(Spatial annotation entries)
════════

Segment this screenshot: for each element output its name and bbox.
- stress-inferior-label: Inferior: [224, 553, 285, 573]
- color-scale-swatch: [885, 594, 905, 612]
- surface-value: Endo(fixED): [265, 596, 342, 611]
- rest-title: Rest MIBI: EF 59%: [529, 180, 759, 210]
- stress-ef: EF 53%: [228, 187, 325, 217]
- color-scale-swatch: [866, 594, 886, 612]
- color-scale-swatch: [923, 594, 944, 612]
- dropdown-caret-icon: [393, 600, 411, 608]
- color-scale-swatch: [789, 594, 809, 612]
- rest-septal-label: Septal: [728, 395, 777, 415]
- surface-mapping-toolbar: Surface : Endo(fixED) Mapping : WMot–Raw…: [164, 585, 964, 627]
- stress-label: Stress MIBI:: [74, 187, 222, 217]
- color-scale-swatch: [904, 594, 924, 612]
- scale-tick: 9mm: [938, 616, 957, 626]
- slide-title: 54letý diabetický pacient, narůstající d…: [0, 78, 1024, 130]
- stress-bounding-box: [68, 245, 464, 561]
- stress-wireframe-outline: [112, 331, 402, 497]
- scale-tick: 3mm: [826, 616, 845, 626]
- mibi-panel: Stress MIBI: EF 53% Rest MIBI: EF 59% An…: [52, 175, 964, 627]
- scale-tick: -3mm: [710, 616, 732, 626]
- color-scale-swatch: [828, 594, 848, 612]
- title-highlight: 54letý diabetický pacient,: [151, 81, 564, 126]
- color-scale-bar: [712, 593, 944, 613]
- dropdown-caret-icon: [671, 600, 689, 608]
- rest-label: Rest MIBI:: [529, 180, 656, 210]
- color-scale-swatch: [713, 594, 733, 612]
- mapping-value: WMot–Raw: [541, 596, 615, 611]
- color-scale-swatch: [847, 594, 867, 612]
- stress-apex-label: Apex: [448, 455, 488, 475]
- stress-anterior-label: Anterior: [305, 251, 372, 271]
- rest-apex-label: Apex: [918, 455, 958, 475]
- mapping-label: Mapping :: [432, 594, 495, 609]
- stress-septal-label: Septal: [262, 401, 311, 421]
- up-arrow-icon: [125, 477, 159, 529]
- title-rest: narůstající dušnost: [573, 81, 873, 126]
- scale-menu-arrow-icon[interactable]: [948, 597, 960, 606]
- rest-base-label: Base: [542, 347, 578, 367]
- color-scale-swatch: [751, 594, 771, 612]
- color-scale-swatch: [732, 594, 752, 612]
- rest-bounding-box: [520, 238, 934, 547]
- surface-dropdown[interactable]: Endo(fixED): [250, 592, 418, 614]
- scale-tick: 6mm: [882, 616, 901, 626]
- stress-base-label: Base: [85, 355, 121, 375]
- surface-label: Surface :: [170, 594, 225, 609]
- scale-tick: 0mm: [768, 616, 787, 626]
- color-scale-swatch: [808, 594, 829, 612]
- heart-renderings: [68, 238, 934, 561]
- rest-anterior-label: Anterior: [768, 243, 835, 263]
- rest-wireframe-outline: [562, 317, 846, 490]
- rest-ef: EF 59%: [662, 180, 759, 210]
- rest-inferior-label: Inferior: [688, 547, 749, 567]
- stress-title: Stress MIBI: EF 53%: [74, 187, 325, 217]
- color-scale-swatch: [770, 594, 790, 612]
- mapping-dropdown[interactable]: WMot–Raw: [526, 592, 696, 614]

════════

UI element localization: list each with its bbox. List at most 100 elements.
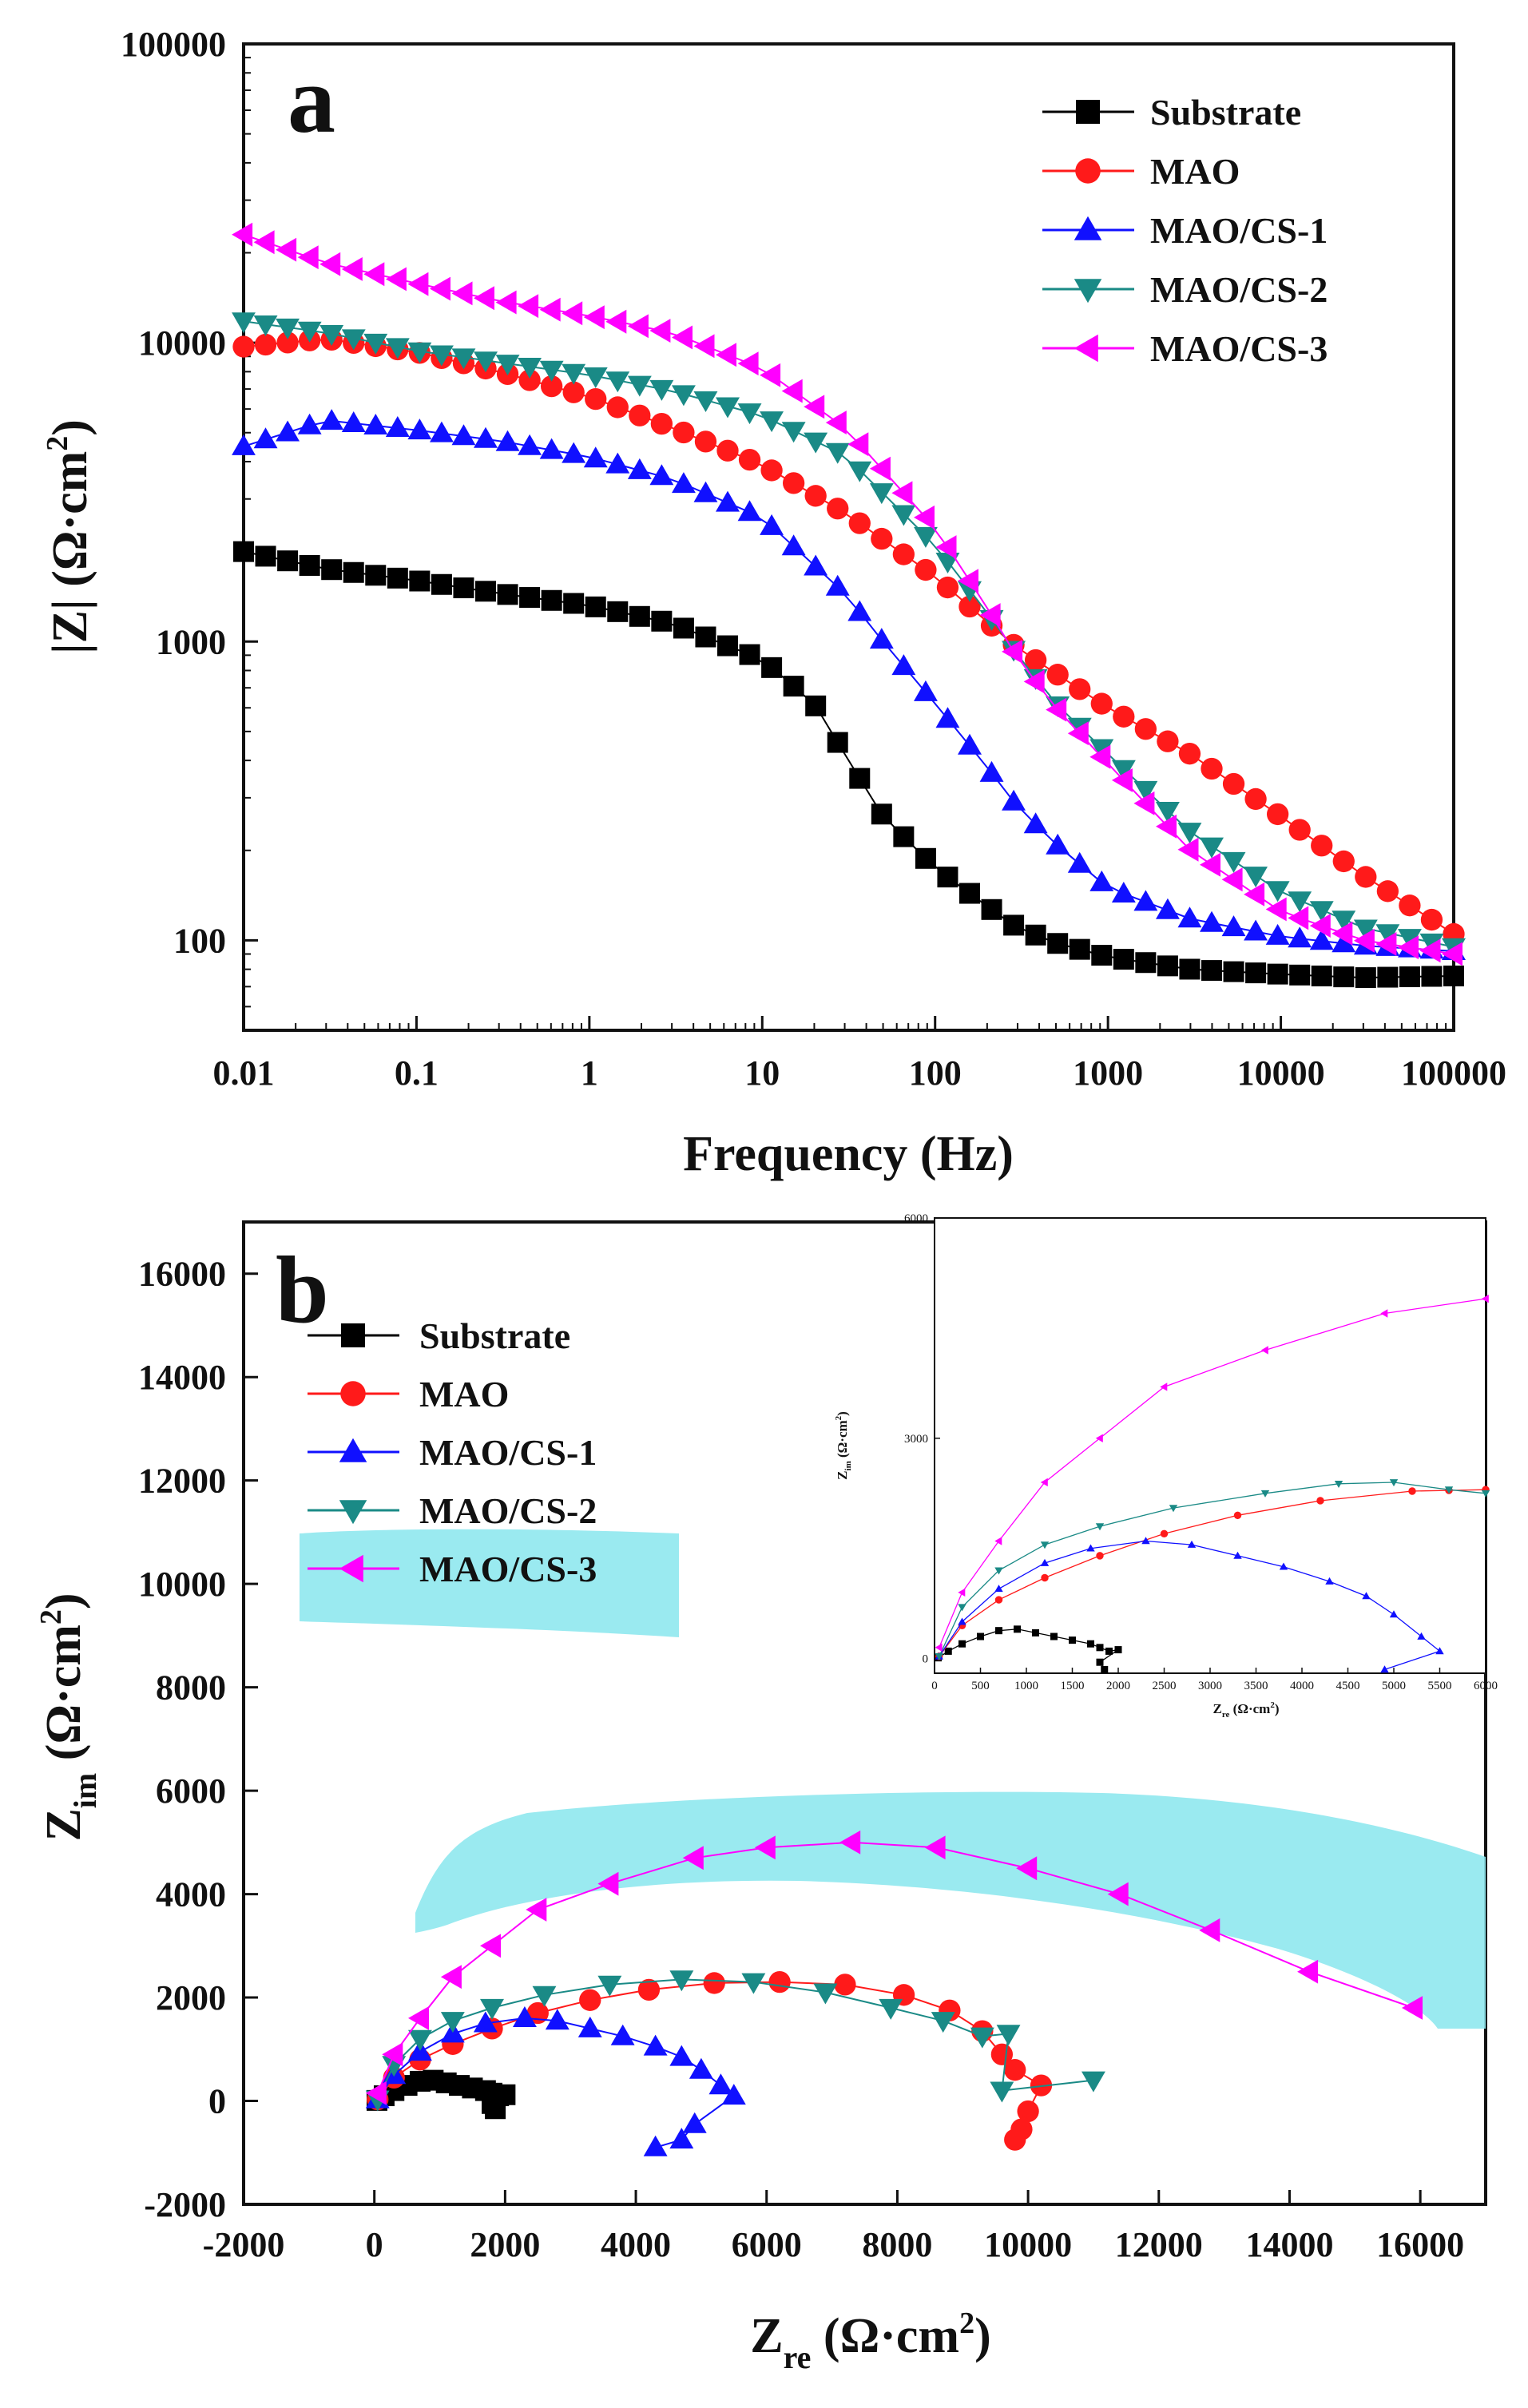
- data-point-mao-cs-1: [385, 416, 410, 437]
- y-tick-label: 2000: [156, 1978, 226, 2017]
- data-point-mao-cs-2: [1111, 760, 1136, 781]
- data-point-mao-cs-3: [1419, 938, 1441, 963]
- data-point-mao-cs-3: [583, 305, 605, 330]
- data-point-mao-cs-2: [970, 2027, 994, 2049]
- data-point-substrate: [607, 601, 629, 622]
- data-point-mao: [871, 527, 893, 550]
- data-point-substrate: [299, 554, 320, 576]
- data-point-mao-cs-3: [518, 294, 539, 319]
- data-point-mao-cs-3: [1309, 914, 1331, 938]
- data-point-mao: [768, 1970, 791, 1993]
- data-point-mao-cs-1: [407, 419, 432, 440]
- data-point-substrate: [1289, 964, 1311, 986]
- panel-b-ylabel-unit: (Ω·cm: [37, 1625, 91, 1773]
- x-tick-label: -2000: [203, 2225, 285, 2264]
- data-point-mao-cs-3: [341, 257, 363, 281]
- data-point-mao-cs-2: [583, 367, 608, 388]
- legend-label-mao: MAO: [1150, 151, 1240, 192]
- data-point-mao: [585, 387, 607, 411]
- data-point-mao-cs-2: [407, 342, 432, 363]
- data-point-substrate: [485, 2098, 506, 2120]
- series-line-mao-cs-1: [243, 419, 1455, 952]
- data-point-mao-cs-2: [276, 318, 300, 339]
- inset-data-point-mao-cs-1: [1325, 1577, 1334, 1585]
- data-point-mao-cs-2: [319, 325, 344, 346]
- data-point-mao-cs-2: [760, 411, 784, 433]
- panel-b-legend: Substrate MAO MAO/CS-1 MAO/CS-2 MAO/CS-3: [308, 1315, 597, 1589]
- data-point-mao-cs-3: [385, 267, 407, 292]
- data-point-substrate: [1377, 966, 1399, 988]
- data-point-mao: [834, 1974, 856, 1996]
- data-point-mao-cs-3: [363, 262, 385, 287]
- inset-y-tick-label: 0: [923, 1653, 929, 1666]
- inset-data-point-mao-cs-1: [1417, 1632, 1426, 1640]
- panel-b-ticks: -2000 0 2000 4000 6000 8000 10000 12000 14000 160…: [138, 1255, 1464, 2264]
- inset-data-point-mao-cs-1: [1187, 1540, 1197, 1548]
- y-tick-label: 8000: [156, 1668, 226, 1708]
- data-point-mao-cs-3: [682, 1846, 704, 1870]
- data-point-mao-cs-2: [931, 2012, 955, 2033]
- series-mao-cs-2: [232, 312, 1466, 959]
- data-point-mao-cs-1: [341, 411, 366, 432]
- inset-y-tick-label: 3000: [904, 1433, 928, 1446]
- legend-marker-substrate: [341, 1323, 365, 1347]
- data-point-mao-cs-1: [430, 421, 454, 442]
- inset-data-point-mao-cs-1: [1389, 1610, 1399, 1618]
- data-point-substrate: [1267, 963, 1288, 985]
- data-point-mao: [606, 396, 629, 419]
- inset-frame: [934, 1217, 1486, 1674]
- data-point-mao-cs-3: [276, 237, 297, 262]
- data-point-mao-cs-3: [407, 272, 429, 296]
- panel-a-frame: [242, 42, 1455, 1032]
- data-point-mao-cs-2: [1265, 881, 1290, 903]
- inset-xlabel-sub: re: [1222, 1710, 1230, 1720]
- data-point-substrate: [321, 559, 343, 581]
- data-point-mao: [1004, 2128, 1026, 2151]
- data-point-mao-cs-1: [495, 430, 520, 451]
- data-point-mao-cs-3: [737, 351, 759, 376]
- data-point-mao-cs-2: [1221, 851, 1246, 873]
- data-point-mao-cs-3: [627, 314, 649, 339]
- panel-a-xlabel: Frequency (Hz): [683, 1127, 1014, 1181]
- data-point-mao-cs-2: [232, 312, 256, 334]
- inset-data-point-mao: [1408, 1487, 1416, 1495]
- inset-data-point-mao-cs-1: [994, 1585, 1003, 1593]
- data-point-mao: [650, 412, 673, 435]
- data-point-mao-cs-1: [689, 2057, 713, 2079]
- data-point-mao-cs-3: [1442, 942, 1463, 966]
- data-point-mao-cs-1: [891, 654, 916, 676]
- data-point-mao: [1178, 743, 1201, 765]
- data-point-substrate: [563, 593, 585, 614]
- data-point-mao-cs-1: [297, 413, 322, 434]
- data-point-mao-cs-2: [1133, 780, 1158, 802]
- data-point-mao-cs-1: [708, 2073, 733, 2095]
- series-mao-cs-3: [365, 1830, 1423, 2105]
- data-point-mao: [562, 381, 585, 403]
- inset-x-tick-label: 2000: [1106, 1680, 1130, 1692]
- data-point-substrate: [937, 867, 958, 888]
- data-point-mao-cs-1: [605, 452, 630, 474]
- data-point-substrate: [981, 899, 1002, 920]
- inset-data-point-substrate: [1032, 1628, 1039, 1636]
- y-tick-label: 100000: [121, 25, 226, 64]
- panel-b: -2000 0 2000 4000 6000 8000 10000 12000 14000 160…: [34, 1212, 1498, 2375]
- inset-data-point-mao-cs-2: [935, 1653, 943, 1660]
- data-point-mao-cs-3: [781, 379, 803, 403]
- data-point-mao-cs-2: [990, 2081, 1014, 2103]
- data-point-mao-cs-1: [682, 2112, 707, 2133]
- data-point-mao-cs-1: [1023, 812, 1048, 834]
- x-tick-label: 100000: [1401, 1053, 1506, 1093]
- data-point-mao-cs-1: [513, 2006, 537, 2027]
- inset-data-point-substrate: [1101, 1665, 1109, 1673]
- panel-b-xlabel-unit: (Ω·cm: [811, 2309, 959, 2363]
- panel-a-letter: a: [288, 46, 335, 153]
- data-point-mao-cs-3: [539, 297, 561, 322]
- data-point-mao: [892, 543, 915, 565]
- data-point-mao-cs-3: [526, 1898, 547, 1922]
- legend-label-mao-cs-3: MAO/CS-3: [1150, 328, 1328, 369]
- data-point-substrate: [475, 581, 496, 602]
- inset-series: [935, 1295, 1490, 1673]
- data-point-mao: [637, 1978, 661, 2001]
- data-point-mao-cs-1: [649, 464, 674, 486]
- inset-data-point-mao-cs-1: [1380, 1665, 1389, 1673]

════════

[TASK DIRECTIONS] Reproduce verbatim the entries starting at the line containing "- data-point-mao-cs-1: [385, 416, 410, 437]" and ending at the line containing "- data-point-mao-cs-3: [583, 305, 605, 330]", including both of those lines.

[TASK SOLUTION]
- data-point-mao-cs-1: [385, 416, 410, 437]
- y-tick-label: 2000: [156, 1978, 226, 2017]
- data-point-mao-cs-2: [1111, 760, 1136, 781]
- data-point-mao-cs-3: [1419, 938, 1441, 963]
- data-point-mao-cs-3: [583, 305, 605, 330]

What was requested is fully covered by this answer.